PROBLEM REQUIREMENTS:
Where a line in the listing contains the string "Latvijā", copy that line out.

EXERCISE INPUTS:
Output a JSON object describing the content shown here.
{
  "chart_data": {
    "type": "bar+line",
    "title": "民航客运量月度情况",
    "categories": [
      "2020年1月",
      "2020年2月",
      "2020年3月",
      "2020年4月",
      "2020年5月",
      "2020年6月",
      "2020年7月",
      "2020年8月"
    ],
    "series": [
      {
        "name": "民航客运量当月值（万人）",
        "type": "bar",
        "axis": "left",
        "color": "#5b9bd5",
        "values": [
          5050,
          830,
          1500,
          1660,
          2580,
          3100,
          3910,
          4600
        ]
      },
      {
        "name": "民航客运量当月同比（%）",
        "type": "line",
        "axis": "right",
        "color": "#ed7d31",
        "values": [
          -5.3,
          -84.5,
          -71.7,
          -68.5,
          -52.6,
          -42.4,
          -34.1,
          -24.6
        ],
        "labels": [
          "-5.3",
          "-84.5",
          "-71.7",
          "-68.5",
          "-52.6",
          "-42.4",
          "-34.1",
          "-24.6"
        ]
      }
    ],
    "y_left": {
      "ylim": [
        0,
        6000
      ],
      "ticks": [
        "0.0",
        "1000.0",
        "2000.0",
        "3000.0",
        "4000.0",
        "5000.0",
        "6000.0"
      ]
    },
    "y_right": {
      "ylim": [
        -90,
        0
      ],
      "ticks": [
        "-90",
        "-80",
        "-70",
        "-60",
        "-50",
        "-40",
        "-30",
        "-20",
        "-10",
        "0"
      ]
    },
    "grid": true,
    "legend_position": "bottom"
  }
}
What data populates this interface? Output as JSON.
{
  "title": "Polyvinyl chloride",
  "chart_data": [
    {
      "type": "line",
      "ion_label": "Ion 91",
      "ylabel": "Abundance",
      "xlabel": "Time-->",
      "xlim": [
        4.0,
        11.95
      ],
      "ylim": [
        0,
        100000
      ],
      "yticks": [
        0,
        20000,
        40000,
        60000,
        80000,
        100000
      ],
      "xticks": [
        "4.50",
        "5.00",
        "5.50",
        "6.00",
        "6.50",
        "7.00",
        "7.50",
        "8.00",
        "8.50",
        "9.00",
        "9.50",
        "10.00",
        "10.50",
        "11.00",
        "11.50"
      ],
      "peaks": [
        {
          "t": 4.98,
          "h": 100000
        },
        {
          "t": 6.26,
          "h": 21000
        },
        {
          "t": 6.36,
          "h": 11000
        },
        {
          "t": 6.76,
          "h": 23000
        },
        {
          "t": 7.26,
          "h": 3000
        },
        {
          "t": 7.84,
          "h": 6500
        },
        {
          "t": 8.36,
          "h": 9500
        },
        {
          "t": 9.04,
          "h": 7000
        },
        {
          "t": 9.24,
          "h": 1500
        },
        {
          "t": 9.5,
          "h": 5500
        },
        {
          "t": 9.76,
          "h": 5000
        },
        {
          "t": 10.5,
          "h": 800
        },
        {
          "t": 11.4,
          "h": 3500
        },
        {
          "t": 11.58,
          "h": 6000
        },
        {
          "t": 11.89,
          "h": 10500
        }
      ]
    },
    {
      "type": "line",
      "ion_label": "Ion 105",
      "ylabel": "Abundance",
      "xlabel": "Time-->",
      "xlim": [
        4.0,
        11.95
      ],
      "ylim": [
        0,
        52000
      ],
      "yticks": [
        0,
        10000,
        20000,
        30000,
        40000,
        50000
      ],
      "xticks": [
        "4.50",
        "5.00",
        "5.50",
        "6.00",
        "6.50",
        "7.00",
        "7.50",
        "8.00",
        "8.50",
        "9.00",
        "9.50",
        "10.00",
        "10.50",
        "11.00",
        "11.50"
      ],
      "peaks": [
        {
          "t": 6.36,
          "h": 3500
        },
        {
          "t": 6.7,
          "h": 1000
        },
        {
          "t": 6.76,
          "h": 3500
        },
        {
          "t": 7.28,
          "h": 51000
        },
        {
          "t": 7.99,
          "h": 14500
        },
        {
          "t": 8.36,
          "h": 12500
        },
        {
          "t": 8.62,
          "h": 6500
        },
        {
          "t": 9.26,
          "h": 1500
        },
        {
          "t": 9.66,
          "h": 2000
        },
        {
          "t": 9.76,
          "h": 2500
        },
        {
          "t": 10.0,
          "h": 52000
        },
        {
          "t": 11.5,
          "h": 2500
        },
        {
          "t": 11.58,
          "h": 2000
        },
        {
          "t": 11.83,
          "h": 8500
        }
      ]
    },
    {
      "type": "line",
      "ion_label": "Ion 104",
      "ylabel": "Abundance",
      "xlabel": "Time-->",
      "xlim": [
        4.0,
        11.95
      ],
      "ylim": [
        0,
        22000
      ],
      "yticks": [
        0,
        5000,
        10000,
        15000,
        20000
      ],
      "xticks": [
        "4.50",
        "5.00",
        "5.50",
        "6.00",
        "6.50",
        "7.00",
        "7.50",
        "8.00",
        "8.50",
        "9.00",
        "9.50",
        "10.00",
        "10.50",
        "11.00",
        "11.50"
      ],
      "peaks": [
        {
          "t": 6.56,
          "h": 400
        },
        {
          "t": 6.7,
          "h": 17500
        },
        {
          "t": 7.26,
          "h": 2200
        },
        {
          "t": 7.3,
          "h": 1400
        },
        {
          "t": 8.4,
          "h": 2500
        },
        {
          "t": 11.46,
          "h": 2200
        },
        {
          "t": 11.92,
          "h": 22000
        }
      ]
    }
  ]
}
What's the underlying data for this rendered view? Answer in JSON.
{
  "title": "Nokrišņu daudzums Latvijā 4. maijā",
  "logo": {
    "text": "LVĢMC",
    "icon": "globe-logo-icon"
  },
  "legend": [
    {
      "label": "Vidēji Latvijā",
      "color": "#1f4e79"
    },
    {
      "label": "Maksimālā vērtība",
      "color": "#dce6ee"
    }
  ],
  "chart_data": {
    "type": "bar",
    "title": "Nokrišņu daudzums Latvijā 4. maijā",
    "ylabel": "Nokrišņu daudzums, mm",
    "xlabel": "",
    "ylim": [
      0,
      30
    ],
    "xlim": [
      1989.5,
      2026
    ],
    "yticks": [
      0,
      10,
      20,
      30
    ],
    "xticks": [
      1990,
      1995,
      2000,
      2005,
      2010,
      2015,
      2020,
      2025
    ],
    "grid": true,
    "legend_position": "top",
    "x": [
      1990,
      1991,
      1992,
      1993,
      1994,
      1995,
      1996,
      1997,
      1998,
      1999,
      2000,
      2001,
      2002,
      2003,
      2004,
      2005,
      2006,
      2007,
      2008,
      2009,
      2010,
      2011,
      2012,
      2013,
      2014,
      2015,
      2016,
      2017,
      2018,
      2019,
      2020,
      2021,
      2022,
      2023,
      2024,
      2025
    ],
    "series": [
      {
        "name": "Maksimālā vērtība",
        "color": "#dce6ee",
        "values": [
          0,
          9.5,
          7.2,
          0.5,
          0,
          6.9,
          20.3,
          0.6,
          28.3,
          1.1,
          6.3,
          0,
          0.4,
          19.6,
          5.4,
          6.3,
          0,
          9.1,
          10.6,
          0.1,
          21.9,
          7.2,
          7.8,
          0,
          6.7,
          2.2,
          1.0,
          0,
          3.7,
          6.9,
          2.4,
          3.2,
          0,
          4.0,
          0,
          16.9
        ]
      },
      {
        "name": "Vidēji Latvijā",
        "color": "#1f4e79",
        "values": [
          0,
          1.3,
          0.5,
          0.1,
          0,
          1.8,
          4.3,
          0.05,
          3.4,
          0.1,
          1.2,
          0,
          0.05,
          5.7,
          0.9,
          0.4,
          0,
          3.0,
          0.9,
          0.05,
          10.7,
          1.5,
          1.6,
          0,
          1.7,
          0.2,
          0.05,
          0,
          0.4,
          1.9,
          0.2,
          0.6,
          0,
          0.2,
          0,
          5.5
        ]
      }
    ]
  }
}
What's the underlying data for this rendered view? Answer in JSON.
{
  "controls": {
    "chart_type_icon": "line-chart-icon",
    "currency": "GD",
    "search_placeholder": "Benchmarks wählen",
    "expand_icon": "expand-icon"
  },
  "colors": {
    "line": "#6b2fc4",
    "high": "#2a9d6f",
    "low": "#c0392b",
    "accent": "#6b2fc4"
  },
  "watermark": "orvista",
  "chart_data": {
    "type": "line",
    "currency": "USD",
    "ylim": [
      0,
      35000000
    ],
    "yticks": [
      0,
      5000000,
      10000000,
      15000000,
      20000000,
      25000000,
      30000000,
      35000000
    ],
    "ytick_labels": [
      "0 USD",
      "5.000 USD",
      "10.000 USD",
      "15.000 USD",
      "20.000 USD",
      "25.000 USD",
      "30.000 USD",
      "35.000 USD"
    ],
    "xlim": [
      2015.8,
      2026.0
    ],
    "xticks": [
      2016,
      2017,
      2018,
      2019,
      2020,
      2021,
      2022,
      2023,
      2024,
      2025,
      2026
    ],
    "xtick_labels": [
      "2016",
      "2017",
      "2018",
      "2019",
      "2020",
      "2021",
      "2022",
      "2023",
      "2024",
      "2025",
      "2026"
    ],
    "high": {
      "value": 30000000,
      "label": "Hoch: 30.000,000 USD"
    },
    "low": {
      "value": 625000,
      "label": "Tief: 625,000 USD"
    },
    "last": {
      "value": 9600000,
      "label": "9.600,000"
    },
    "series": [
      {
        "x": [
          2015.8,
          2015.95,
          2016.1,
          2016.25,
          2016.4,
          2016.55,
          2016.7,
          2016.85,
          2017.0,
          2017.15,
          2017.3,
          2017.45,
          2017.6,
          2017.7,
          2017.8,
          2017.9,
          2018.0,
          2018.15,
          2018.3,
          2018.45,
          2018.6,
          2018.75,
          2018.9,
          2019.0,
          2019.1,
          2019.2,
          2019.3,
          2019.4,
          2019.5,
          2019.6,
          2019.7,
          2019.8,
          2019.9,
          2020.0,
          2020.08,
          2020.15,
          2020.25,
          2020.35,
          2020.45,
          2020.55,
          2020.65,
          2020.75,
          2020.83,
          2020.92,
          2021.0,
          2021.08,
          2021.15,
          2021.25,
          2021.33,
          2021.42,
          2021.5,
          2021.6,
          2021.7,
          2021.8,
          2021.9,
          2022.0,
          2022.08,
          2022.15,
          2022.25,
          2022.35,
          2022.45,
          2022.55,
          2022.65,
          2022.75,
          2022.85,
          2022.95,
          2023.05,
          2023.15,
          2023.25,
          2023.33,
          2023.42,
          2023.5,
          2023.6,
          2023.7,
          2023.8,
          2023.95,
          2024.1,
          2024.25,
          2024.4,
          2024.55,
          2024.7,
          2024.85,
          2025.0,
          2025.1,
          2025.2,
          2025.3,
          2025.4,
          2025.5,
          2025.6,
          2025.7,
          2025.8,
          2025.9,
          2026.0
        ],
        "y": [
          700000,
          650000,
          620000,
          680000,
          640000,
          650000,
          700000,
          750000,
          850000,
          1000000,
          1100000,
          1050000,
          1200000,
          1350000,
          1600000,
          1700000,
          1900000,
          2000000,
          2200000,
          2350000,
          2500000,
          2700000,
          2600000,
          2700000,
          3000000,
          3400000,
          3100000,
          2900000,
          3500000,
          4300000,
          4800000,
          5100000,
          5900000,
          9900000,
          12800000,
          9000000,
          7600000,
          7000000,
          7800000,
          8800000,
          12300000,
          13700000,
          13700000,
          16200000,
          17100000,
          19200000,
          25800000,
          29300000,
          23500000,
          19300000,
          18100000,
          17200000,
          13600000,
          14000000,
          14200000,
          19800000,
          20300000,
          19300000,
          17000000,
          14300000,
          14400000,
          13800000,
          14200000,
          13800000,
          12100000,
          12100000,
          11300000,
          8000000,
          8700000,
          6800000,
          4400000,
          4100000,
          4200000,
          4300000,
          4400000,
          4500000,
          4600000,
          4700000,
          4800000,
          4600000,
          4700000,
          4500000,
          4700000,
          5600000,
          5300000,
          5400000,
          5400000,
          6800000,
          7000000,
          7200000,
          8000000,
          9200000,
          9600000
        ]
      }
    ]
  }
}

ANSWER IN FULL:
  "title": "Nokrišņu daudzums Latvijā 4. maijā",
      "label": "Vidēji Latvijā",
    "title": "Nokrišņu daudzums Latvijā 4. maijā",
        "name": "Vidēji Latvijā",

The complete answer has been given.